-- BEGIN --

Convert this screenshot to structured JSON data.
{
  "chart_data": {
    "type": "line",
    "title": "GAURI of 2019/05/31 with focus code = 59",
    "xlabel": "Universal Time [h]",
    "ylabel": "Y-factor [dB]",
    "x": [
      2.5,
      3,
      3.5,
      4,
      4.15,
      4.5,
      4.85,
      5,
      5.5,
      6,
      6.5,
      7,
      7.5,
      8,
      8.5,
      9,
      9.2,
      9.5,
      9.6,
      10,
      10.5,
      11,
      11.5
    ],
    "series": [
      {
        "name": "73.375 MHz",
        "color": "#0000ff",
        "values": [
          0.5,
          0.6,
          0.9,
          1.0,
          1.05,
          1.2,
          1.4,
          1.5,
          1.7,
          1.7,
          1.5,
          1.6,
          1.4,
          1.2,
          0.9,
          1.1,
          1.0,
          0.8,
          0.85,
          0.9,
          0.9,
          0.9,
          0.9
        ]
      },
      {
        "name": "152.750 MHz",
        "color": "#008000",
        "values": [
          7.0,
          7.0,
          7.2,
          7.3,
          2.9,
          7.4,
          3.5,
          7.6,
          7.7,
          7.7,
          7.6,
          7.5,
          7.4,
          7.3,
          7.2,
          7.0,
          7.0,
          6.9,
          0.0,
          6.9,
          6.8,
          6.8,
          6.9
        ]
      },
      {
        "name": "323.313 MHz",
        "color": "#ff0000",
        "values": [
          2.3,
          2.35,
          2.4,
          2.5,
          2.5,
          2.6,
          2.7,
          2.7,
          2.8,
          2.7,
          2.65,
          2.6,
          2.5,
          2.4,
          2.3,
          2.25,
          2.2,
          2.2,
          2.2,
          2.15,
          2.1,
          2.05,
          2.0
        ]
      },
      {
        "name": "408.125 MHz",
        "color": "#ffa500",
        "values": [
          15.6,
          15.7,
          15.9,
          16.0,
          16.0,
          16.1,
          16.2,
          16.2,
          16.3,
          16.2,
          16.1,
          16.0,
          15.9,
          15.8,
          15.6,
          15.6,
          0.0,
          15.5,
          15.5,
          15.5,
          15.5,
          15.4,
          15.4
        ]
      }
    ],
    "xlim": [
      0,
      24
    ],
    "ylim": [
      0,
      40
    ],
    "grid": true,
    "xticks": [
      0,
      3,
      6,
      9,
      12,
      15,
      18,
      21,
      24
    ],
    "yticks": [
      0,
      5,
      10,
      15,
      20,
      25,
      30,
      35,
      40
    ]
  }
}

-- END --

Retype all of the data shown above, word for word.

Convert this screenshot to structured JSON data.
{
  "chart_data": {
    "type": "line",
    "title": "GAURI of 2019/05/31 with focus code = 59",
    "xlabel": "Universal Time [h]",
    "ylabel": "Y-factor [dB]",
    "x": [
      2.5,
      3,
      3.5,
      4,
      4.15,
      4.5,
      4.85,
      5,
      5.5,
      6,
      6.5,
      7,
      7.5,
      8,
      8.5,
      9,
      9.2,
      9.5,
      9.6,
      10,
      10.5,
      11,
      11.5
    ],
    "series": [
      {
        "name": "73.375 MHz",
        "color": "#0000ff",
        "values": [
          0.5,
          0.6,
          0.9,
          1.0,
          1.05,
          1.2,
          1.4,
          1.5,
          1.7,
          1.7,
          1.5,
          1.6,
          1.4,
          1.2,
          0.9,
          1.1,
          1.0,
          0.8,
          0.85,
          0.9,
          0.9,
          0.9,
          0.9
        ]
      },
      {
        "name": "152.750 MHz",
        "color": "#008000",
        "values": [
          7.0,
          7.0,
          7.2,
          7.3,
          2.9,
          7.4,
          3.5,
          7.6,
          7.7,
          7.7,
          7.6,
          7.5,
          7.4,
          7.3,
          7.2,
          7.0,
          7.0,
          6.9,
          0.0,
          6.9,
          6.8,
          6.8,
          6.9
        ]
      },
      {
        "name": "323.313 MHz",
        "color": "#ff0000",
        "values": [
          2.3,
          2.35,
          2.4,
          2.5,
          2.5,
          2.6,
          2.7,
          2.7,
          2.8,
          2.7,
          2.65,
          2.6,
          2.5,
          2.4,
          2.3,
          2.25,
          2.2,
          2.2,
          2.2,
          2.15,
          2.1,
          2.05,
          2.0
        ]
      },
      {
        "name": "408.125 MHz",
        "color": "#ffa500",
        "values": [
          15.6,
          15.7,
          15.9,
          16.0,
          16.0,
          16.1,
          16.2,
          16.2,
          16.3,
          16.2,
          16.1,
          16.0,
          15.9,
          15.8,
          15.6,
          15.6,
          0.0,
          15.5,
          15.5,
          15.5,
          15.5,
          15.4,
          15.4
        ]
      }
    ],
    "xlim": [
      0,
      24
    ],
    "ylim": [
      0,
      40
    ],
    "grid": true,
    "xticks": [
      0,
      3,
      6,
      9,
      12,
      15,
      18,
      21,
      24
    ],
    "yticks": [
      0,
      5,
      10,
      15,
      20,
      25,
      30,
      35,
      40
    ]
  }
}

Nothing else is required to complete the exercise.